• Required task: Copy every line of the data that contains the string "date".
● ● ● ● ●
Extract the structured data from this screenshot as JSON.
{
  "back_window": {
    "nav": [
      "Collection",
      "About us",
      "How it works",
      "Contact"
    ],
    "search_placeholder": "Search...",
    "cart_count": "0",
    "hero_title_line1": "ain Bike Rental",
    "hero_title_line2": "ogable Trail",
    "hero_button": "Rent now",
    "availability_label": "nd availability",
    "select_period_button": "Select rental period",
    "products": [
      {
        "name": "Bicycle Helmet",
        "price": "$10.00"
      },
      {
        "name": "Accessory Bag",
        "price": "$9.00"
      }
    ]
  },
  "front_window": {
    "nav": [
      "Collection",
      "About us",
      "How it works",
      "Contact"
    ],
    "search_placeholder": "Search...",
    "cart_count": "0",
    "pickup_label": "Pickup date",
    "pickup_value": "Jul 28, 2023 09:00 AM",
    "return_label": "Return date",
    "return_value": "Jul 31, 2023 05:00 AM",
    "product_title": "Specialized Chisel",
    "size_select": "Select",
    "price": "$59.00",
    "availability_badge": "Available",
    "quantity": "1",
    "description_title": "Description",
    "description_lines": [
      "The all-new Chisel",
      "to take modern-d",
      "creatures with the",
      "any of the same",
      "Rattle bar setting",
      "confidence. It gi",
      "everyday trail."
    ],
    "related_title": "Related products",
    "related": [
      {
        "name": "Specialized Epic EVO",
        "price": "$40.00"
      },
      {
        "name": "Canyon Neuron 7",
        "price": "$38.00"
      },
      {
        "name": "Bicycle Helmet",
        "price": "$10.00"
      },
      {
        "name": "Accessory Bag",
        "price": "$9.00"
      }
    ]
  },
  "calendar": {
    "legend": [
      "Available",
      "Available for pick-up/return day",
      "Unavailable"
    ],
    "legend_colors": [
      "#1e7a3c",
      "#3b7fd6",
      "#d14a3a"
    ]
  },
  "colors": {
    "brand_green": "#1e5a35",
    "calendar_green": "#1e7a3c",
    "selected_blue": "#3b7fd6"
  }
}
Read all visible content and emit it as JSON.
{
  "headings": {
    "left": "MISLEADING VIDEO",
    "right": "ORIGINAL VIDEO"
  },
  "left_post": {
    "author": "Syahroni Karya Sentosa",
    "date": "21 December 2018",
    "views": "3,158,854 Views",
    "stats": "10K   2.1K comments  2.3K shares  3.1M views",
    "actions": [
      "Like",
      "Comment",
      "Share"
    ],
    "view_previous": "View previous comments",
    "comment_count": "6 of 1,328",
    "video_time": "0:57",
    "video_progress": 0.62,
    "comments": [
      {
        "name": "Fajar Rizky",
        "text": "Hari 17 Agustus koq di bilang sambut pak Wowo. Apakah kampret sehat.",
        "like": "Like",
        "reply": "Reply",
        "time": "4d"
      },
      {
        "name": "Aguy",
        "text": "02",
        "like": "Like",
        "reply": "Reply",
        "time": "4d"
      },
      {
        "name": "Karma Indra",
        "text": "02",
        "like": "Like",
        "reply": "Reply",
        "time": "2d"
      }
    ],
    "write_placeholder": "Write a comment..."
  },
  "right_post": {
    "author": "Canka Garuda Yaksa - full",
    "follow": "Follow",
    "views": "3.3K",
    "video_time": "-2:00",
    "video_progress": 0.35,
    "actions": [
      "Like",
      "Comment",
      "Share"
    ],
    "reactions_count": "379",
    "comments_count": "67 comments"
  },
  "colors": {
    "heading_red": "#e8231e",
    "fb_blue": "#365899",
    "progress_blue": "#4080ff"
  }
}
● ● ● ● ●
• Exercise result:
    "pickup_label": "Pickup date",
    "return_label": "Return date",
    "date": "21 December 2018",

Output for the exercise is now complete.